◆ Aim: Report how many lines contain "useGLTF". The answer is a single number.

··· Extracted records ···

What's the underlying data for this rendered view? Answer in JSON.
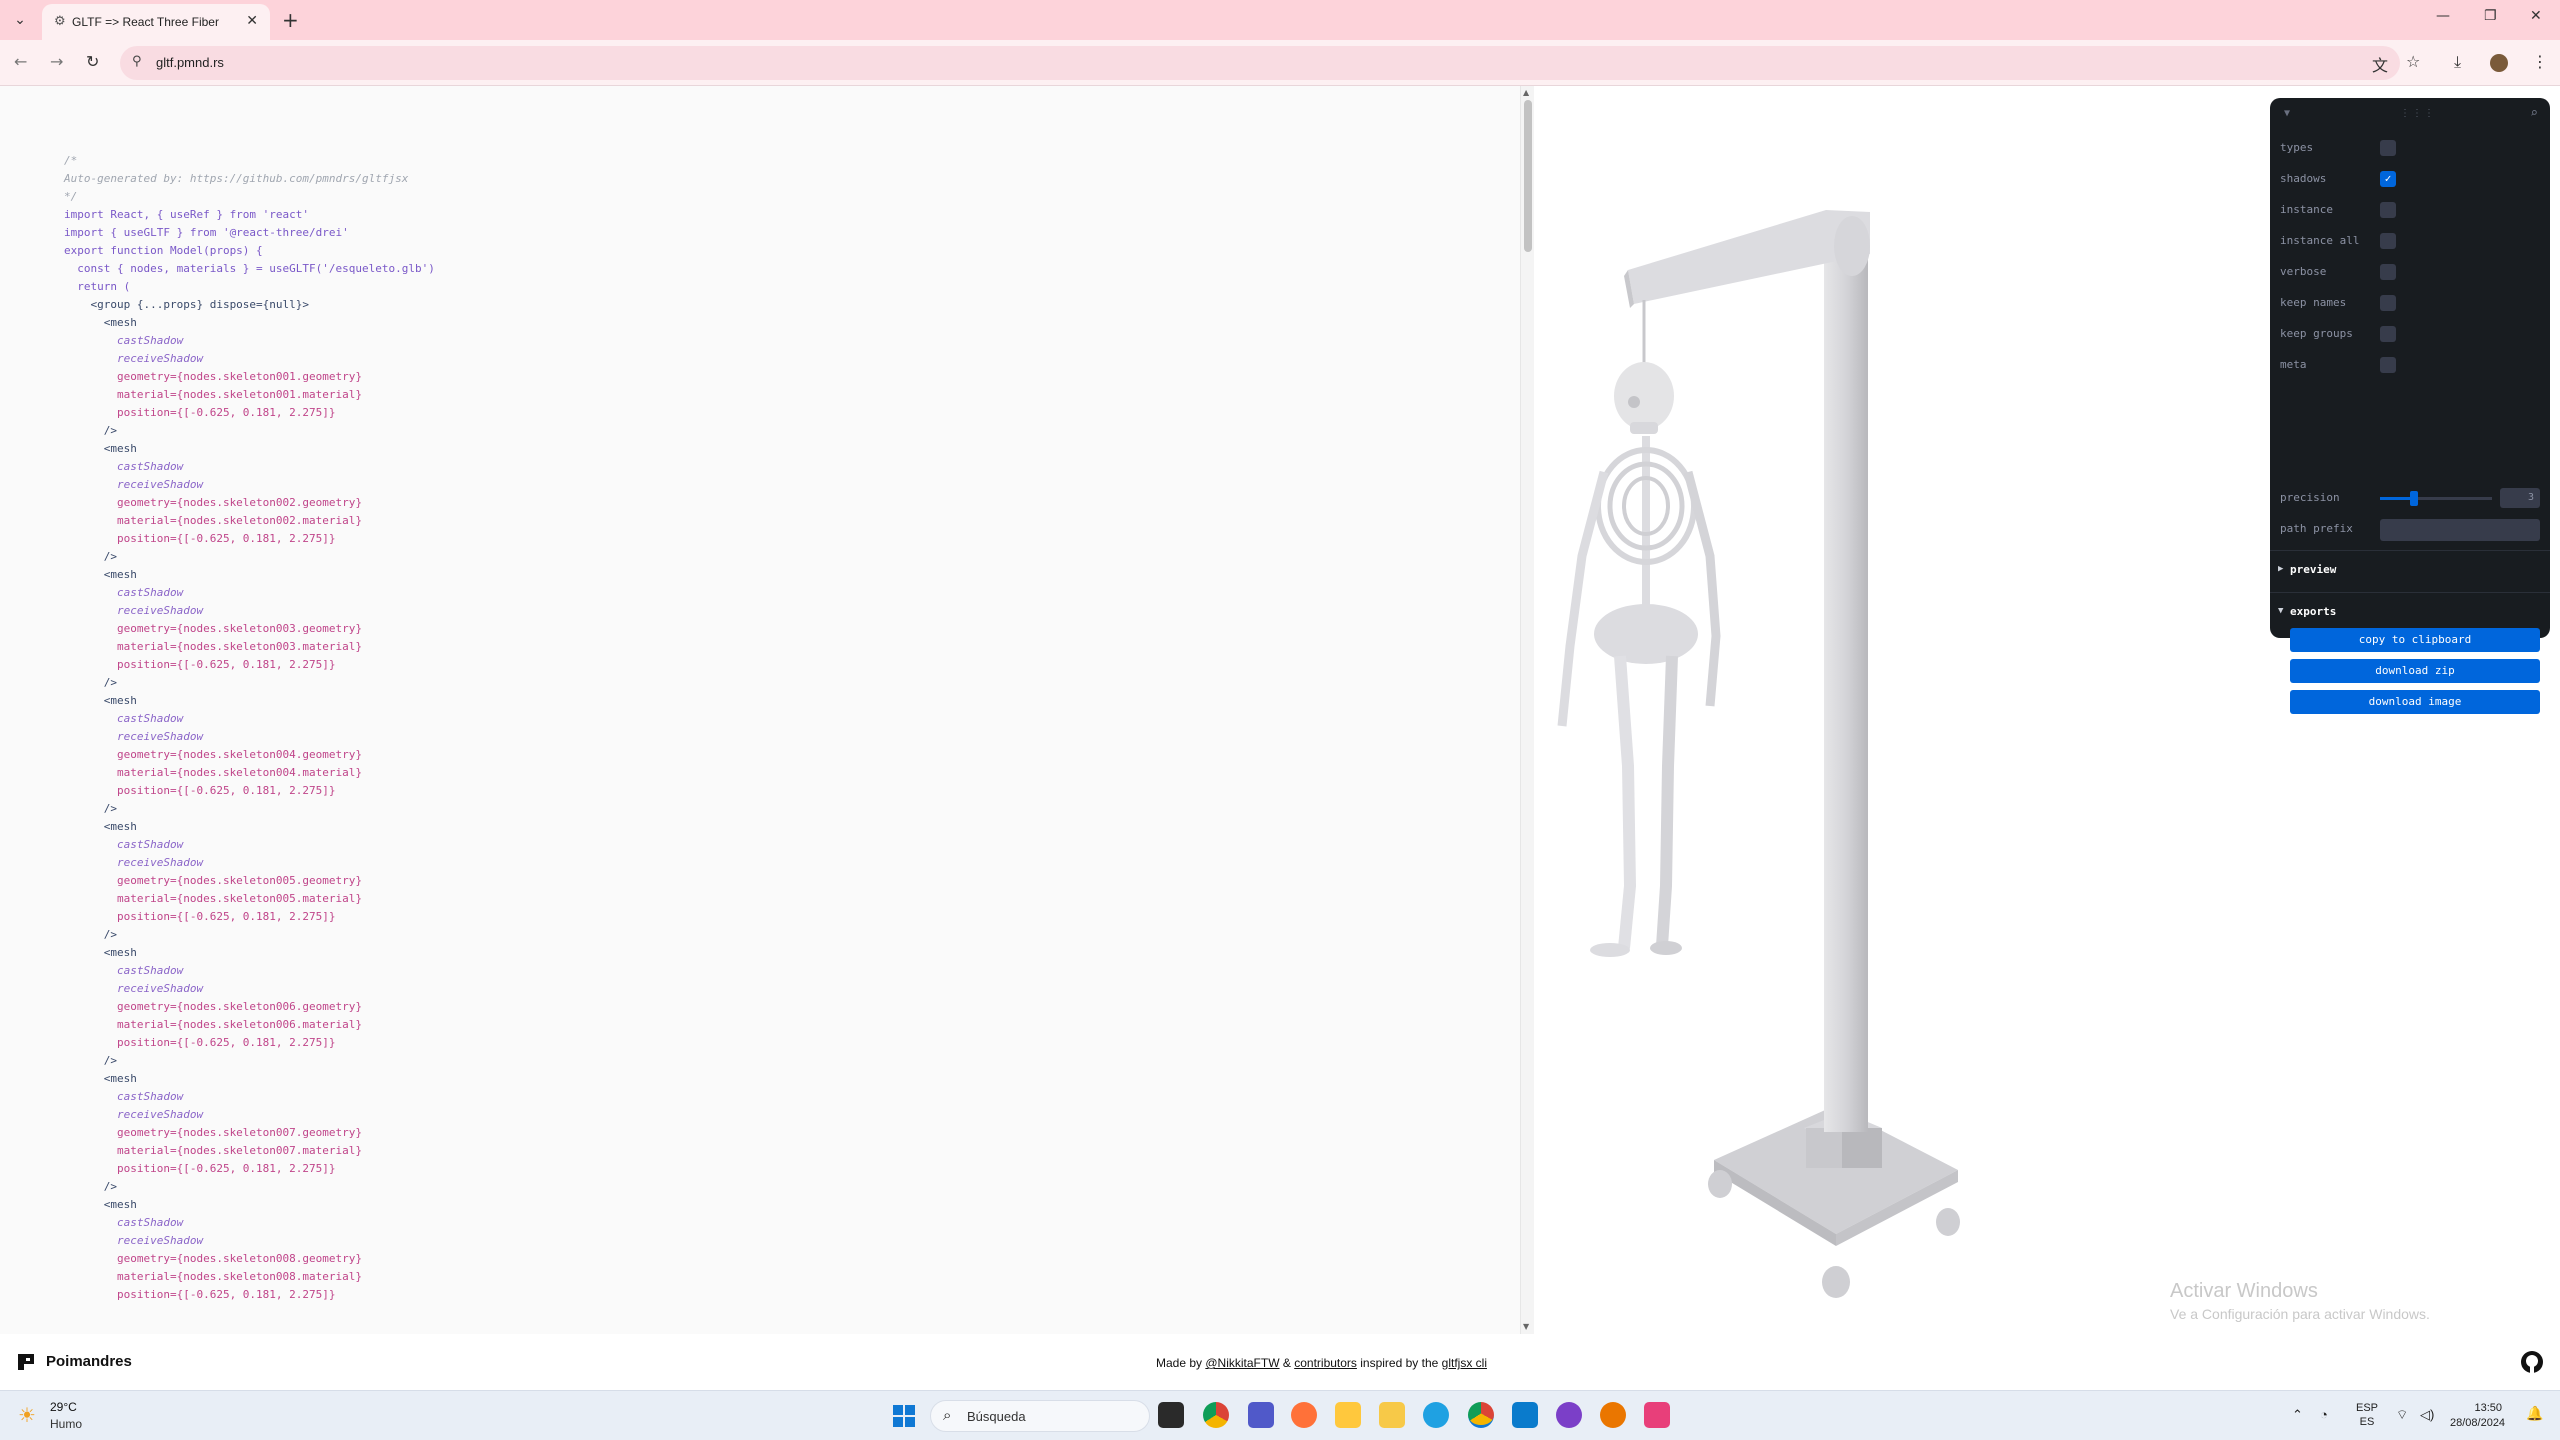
{
  "browser": {
    "tab_title": "GLTF => React Three Fiber",
    "url": "gltf.pmnd.rs"
  },
  "code": {
    "lines": [
      "/*",
      "Auto-generated by: https://github.com/pmndrs/gltfjsx",
      "*/",
      "",
      "import React, { useRef } from 'react'",
      "import { useGLTF } from '@react-three/drei'",
      "",
      "export function Model(props) {",
      "  const { nodes, materials } = useGLTF('/esqueleto.glb')",
      "  return (",
      "    <group {...props} dispose={null}>",
      "      <mesh",
      "        castShadow",
      "        receiveShadow",
      "        geometry={nodes.skeleton001.geometry}",
      "        material={nodes.skeleton001.material}",
      "        position={[-0.625, 0.181, 2.275]}",
      "      />",
      "      <mesh",
      "        castShadow",
      "        receiveShadow",
      "        geometry={nodes.skeleton002.geometry}",
      "        material={nodes.skeleton002.material}",
      "        position={[-0.625, 0.181, 2.275]}",
      "      />",
      "      <mesh",
      "        castShadow",
      "        receiveShadow",
      "        geometry={nodes.skeleton003.geometry}",
      "        material={nodes.skeleton003.material}",
      "        position={[-0.625, 0.181, 2.275]}",
      "      />",
      "      <mesh",
      "        castShadow",
      "        receiveShadow",
      "        geometry={nodes.skeleton004.geometry}",
      "        material={nodes.skeleton004.material}",
      "        position={[-0.625, 0.181, 2.275]}",
      "      />",
      "      <mesh",
      "        castShadow",
      "        receiveShadow",
      "        geometry={nodes.skeleton005.geometry}",
      "        material={nodes.skeleton005.material}",
      "        position={[-0.625, 0.181, 2.275]}",
      "      />",
      "      <mesh",
      "        castShadow",
      "        receiveShadow",
      "        geometry={nodes.skeleton006.geometry}",
      "        material={nodes.skeleton006.material}",
      "        position={[-0.625, 0.181, 2.275]}",
      "      />",
      "      <mesh",
      "        castShadow",
      "        receiveShadow",
      "        geometry={nodes.skeleton007.geometry}",
      "        material={nodes.skeleton007.material}",
      "        position={[-0.625, 0.181, 2.275]}",
      "      />",
      "      <mesh",
      "        castShadow",
      "        receiveShadow",
      "        geometry={nodes.skeleton008.geometry}",
      "        material={nodes.skeleton008.material}",
      "        position={[-0.625, 0.181, 2.275]}"
    ]
  },
  "panel": {
    "options": [
      {
        "label": "types",
        "checked": false
      },
      {
        "label": "shadows",
        "checked": true
      },
      {
        "label": "instance",
        "checked": false
      },
      {
        "label": "instance all",
        "checked": false
      },
      {
        "label": "verbose",
        "checked": false
      },
      {
        "label": "keep names",
        "checked": false
      },
      {
        "label": "keep groups",
        "checked": false
      },
      {
        "label": "meta",
        "checked": false
      }
    ],
    "precision_label": "precision",
    "precision_value": "3",
    "precision_fraction": 0.3,
    "path_prefix_label": "path prefix",
    "path_prefix_value": "",
    "preview_label": "preview",
    "exports_label": "exports",
    "buttons": {
      "copy": "copy to clipboard",
      "zip": "download zip",
      "image": "download image"
    },
    "accent_color": "#0066dc"
  },
  "watermark": {
    "title": "Activar Windows",
    "subtitle": "Ve a Configuración para activar Windows."
  },
  "footer": {
    "brand": "Poimandres",
    "made_by": "Made by ",
    "author": "@NikkitaFTW",
    "amp": " & ",
    "contributors": "contributors",
    "inspired": " inspired by the ",
    "cli": "gltfjsx cli"
  },
  "taskbar": {
    "temp": "29°C",
    "condition": "Humo",
    "search_placeholder": "Búsqueda",
    "lang_top": "ESP",
    "lang_bottom": "ES",
    "time": "13:50",
    "date": "28/08/2024"
  }
}
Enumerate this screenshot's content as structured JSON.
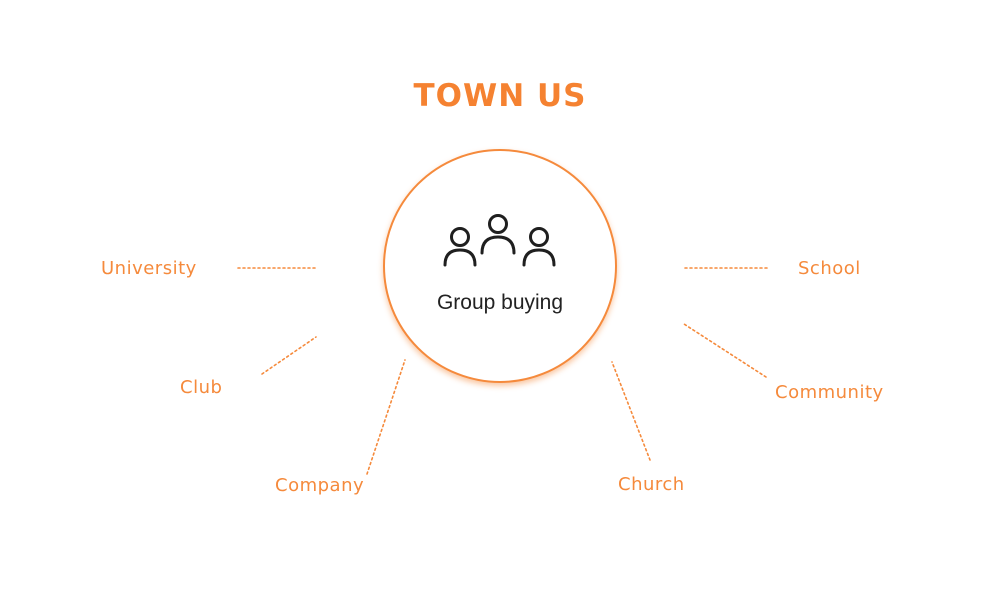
{
  "title": "TOWN US",
  "hub": {
    "label": "Group buying",
    "icon": "group-people-icon"
  },
  "nodes": [
    "University",
    "Club",
    "Company",
    "Church",
    "Community",
    "School"
  ],
  "colors": {
    "accent": "#f58231",
    "hub_text": "#222222",
    "background": "#ffffff"
  }
}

···

◆ Expected answer: 2